◆ **What the task requires**: Search the entries below. Return every line that has "this" in it.
#### Extracted material ####
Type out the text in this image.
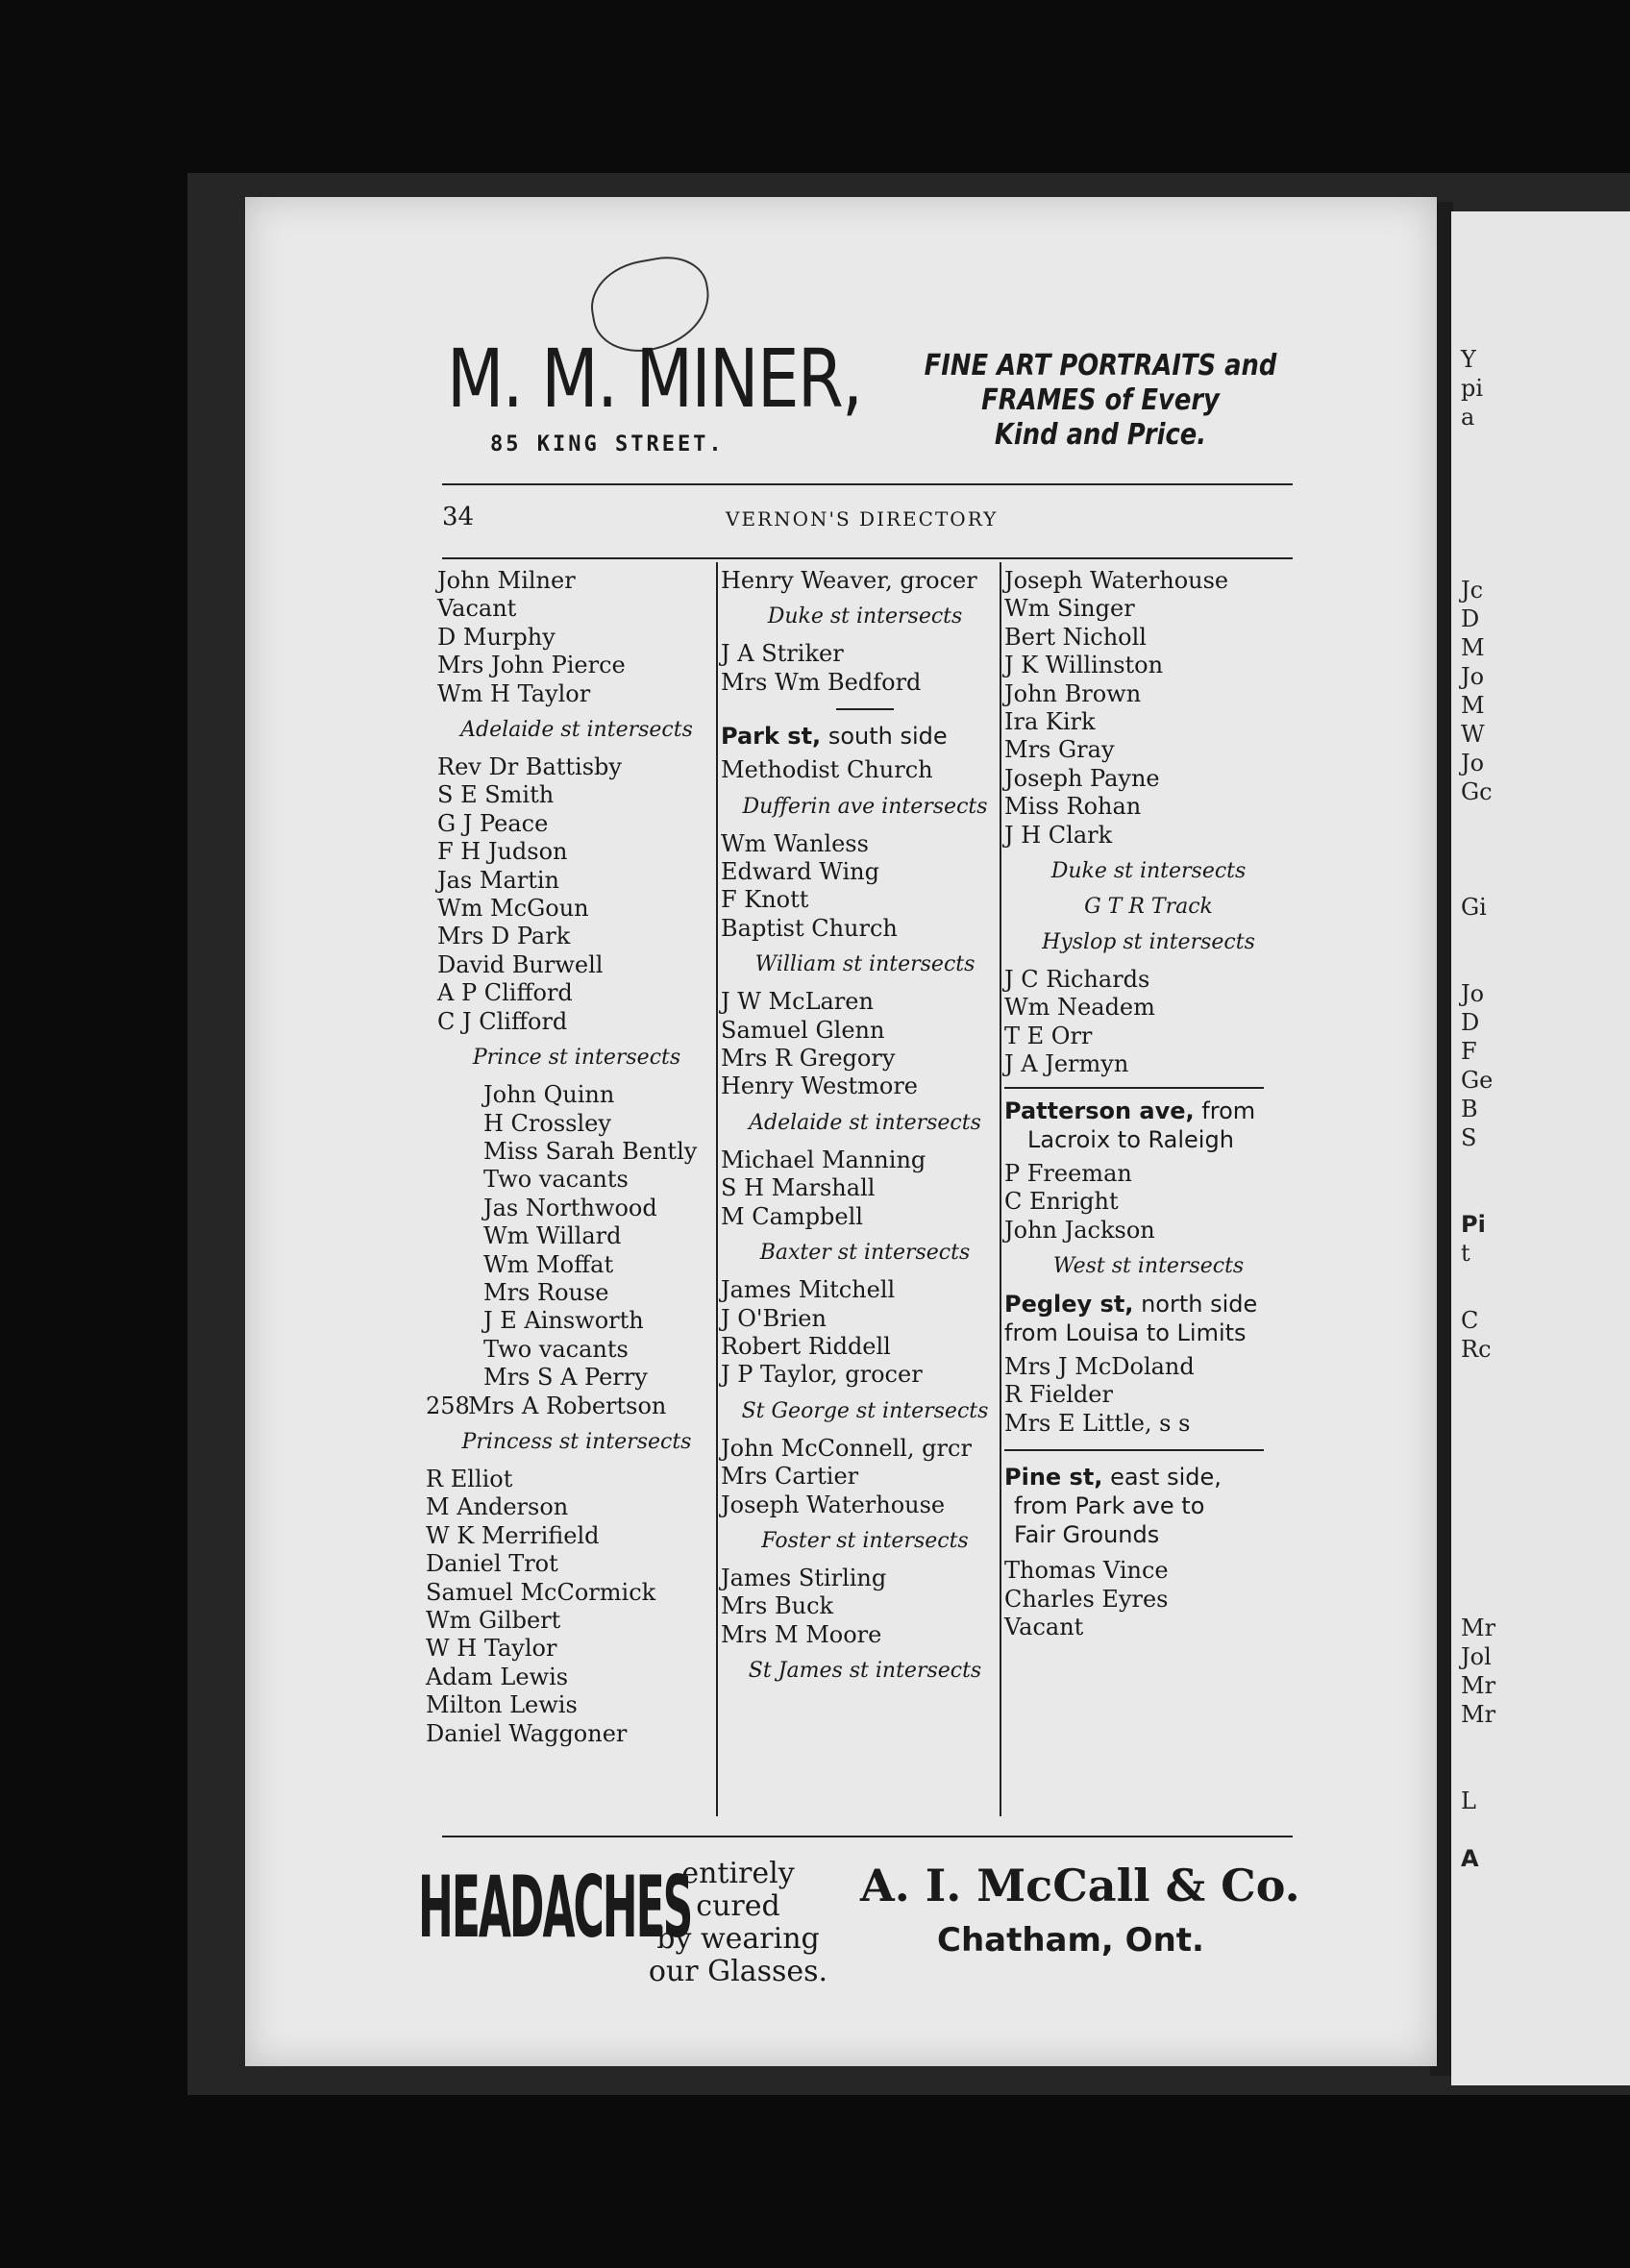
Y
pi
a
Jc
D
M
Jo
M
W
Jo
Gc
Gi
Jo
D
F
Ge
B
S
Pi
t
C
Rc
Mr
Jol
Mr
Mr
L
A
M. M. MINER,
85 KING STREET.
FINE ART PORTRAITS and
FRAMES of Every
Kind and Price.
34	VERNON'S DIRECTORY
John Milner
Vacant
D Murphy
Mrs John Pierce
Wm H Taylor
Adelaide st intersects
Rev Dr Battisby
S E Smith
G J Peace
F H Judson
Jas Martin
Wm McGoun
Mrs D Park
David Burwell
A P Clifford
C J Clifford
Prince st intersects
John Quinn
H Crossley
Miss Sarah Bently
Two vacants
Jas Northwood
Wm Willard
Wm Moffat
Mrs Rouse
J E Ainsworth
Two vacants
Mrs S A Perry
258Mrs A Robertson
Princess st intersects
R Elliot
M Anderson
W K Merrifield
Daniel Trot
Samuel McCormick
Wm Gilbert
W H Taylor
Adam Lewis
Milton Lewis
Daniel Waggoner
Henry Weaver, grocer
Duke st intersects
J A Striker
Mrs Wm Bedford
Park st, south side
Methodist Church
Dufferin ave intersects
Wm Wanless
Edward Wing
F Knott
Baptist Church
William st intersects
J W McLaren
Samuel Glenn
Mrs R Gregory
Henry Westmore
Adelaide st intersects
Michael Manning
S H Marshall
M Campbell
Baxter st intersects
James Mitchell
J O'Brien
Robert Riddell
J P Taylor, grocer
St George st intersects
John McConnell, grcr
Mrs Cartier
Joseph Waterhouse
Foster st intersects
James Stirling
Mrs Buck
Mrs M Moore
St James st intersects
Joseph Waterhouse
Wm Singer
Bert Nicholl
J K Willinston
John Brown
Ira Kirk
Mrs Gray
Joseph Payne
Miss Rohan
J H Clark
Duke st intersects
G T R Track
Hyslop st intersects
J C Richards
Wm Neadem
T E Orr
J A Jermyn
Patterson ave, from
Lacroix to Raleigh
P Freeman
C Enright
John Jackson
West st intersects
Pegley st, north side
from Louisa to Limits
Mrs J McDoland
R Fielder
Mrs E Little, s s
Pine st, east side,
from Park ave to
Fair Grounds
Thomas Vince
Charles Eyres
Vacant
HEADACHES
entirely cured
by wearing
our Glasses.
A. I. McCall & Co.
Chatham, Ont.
####
#### Extracted material ####
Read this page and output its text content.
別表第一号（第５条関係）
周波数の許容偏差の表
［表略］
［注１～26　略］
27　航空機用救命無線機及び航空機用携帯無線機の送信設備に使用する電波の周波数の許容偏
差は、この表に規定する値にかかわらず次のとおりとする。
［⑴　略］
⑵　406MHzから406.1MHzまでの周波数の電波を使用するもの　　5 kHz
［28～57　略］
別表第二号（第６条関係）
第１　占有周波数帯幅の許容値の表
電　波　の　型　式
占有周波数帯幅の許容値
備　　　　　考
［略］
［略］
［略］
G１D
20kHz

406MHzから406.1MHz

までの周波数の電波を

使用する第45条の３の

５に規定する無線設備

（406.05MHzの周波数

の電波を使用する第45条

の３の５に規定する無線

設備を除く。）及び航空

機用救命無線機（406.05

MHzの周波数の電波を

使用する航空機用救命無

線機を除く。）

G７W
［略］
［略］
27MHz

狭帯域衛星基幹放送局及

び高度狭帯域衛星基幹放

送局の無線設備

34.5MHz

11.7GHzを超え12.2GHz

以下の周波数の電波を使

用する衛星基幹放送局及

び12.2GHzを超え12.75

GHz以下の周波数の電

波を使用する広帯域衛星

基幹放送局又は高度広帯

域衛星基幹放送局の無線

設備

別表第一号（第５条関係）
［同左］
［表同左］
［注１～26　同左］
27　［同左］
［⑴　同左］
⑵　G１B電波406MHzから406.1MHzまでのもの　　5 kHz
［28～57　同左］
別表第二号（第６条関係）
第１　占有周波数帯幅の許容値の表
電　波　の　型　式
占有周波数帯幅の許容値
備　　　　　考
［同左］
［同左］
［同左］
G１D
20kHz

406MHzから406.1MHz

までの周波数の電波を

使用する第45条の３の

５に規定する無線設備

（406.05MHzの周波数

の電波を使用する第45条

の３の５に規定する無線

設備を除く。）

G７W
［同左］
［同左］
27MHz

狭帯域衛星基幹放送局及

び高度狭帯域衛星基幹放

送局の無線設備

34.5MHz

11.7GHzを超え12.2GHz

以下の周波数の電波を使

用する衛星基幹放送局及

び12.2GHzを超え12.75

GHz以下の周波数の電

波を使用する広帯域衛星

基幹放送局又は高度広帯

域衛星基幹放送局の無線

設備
####
◆ **Response**:
Type out the text in this image.
Read this page and output its text content.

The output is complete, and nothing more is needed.